**DIRECTIONS FOR THIS TASK**
Everything in the data should be repeated exactly, save for the images.

**SUPPLIED RECORDS**
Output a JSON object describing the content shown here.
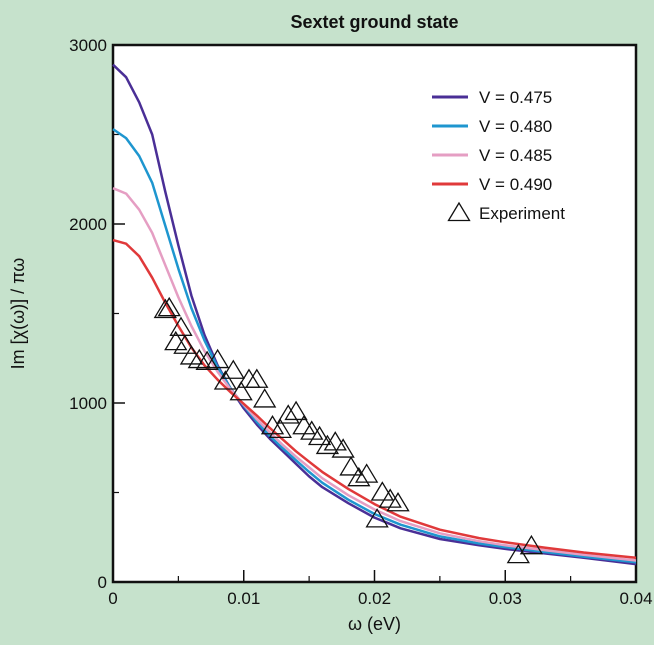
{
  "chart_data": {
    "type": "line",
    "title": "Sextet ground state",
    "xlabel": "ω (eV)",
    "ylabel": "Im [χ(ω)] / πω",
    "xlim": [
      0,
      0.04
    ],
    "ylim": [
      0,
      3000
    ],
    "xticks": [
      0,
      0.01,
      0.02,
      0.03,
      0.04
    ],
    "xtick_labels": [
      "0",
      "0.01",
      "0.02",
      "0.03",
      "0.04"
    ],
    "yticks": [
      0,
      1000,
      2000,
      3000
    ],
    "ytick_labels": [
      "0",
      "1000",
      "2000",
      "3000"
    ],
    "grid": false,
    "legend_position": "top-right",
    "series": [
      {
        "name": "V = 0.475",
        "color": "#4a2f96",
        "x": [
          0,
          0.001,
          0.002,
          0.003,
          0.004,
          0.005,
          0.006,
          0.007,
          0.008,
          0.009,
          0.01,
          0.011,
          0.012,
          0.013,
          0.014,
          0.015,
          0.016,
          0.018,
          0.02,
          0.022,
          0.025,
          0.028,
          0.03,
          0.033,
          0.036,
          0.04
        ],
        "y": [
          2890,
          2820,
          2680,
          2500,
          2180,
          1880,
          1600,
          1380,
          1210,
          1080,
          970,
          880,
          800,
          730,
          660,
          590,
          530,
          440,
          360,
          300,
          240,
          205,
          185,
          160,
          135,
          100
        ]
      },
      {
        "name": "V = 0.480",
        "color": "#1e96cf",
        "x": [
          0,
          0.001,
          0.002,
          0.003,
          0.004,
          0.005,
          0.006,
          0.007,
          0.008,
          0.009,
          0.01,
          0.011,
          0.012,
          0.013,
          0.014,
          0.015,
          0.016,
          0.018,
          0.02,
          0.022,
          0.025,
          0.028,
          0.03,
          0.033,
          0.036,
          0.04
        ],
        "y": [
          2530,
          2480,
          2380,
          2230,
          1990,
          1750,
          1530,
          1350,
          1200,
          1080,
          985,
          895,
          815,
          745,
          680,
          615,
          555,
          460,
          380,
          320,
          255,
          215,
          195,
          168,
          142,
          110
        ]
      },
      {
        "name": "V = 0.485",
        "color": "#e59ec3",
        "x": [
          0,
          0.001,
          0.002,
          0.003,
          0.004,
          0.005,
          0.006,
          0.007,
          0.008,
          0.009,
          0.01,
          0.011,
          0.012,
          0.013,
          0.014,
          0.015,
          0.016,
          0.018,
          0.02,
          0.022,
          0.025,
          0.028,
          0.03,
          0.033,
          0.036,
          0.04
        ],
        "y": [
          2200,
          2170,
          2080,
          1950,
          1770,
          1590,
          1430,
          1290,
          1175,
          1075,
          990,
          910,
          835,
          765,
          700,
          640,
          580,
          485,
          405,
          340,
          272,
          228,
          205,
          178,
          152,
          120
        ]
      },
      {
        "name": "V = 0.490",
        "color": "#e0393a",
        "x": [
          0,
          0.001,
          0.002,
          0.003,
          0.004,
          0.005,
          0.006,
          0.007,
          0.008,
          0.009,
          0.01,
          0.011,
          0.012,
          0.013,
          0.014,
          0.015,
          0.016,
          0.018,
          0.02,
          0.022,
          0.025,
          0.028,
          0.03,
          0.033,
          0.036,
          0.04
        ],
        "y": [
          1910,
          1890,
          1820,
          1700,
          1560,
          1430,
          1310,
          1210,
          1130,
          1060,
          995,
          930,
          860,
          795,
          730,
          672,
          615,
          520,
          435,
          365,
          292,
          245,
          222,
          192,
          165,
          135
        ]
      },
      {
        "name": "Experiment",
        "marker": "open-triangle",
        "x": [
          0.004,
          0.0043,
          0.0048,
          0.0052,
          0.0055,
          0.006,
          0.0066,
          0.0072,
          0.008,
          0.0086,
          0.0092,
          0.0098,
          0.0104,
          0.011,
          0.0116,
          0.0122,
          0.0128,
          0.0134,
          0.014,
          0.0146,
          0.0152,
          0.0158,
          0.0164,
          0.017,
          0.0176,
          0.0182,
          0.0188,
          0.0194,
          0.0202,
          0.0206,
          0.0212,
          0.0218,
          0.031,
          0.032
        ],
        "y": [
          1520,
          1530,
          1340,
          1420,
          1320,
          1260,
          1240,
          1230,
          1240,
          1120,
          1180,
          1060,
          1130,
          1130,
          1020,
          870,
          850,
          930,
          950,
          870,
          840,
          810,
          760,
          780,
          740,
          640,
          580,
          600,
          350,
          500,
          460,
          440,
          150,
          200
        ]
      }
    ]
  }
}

**EXERCISE OUTPUT**
Output a JSON object describing the content shown here.
{
  "chart_data": {
    "type": "line",
    "title": "Sextet ground state",
    "xlabel": "ω (eV)",
    "ylabel": "Im [χ(ω)] / πω",
    "xlim": [
      0,
      0.04
    ],
    "ylim": [
      0,
      3000
    ],
    "xticks": [
      0,
      0.01,
      0.02,
      0.03,
      0.04
    ],
    "xtick_labels": [
      "0",
      "0.01",
      "0.02",
      "0.03",
      "0.04"
    ],
    "yticks": [
      0,
      1000,
      2000,
      3000
    ],
    "ytick_labels": [
      "0",
      "1000",
      "2000",
      "3000"
    ],
    "grid": false,
    "legend_position": "top-right",
    "series": [
      {
        "name": "V = 0.475",
        "color": "#4a2f96",
        "x": [
          0,
          0.001,
          0.002,
          0.003,
          0.004,
          0.005,
          0.006,
          0.007,
          0.008,
          0.009,
          0.01,
          0.011,
          0.012,
          0.013,
          0.014,
          0.015,
          0.016,
          0.018,
          0.02,
          0.022,
          0.025,
          0.028,
          0.03,
          0.033,
          0.036,
          0.04
        ],
        "y": [
          2890,
          2820,
          2680,
          2500,
          2180,
          1880,
          1600,
          1380,
          1210,
          1080,
          970,
          880,
          800,
          730,
          660,
          590,
          530,
          440,
          360,
          300,
          240,
          205,
          185,
          160,
          135,
          100
        ]
      },
      {
        "name": "V = 0.480",
        "color": "#1e96cf",
        "x": [
          0,
          0.001,
          0.002,
          0.003,
          0.004,
          0.005,
          0.006,
          0.007,
          0.008,
          0.009,
          0.01,
          0.011,
          0.012,
          0.013,
          0.014,
          0.015,
          0.016,
          0.018,
          0.02,
          0.022,
          0.025,
          0.028,
          0.03,
          0.033,
          0.036,
          0.04
        ],
        "y": [
          2530,
          2480,
          2380,
          2230,
          1990,
          1750,
          1530,
          1350,
          1200,
          1080,
          985,
          895,
          815,
          745,
          680,
          615,
          555,
          460,
          380,
          320,
          255,
          215,
          195,
          168,
          142,
          110
        ]
      },
      {
        "name": "V = 0.485",
        "color": "#e59ec3",
        "x": [
          0,
          0.001,
          0.002,
          0.003,
          0.004,
          0.005,
          0.006,
          0.007,
          0.008,
          0.009,
          0.01,
          0.011,
          0.012,
          0.013,
          0.014,
          0.015,
          0.016,
          0.018,
          0.02,
          0.022,
          0.025,
          0.028,
          0.03,
          0.033,
          0.036,
          0.04
        ],
        "y": [
          2200,
          2170,
          2080,
          1950,
          1770,
          1590,
          1430,
          1290,
          1175,
          1075,
          990,
          910,
          835,
          765,
          700,
          640,
          580,
          485,
          405,
          340,
          272,
          228,
          205,
          178,
          152,
          120
        ]
      },
      {
        "name": "V = 0.490",
        "color": "#e0393a",
        "x": [
          0,
          0.001,
          0.002,
          0.003,
          0.004,
          0.005,
          0.006,
          0.007,
          0.008,
          0.009,
          0.01,
          0.011,
          0.012,
          0.013,
          0.014,
          0.015,
          0.016,
          0.018,
          0.02,
          0.022,
          0.025,
          0.028,
          0.03,
          0.033,
          0.036,
          0.04
        ],
        "y": [
          1910,
          1890,
          1820,
          1700,
          1560,
          1430,
          1310,
          1210,
          1130,
          1060,
          995,
          930,
          860,
          795,
          730,
          672,
          615,
          520,
          435,
          365,
          292,
          245,
          222,
          192,
          165,
          135
        ]
      },
      {
        "name": "Experiment",
        "marker": "open-triangle",
        "x": [
          0.004,
          0.0043,
          0.0048,
          0.0052,
          0.0055,
          0.006,
          0.0066,
          0.0072,
          0.008,
          0.0086,
          0.0092,
          0.0098,
          0.0104,
          0.011,
          0.0116,
          0.0122,
          0.0128,
          0.0134,
          0.014,
          0.0146,
          0.0152,
          0.0158,
          0.0164,
          0.017,
          0.0176,
          0.0182,
          0.0188,
          0.0194,
          0.0202,
          0.0206,
          0.0212,
          0.0218,
          0.031,
          0.032
        ],
        "y": [
          1520,
          1530,
          1340,
          1420,
          1320,
          1260,
          1240,
          1230,
          1240,
          1120,
          1180,
          1060,
          1130,
          1130,
          1020,
          870,
          850,
          930,
          950,
          870,
          840,
          810,
          760,
          780,
          740,
          640,
          580,
          600,
          350,
          500,
          460,
          440,
          150,
          200
        ]
      }
    ]
  }
}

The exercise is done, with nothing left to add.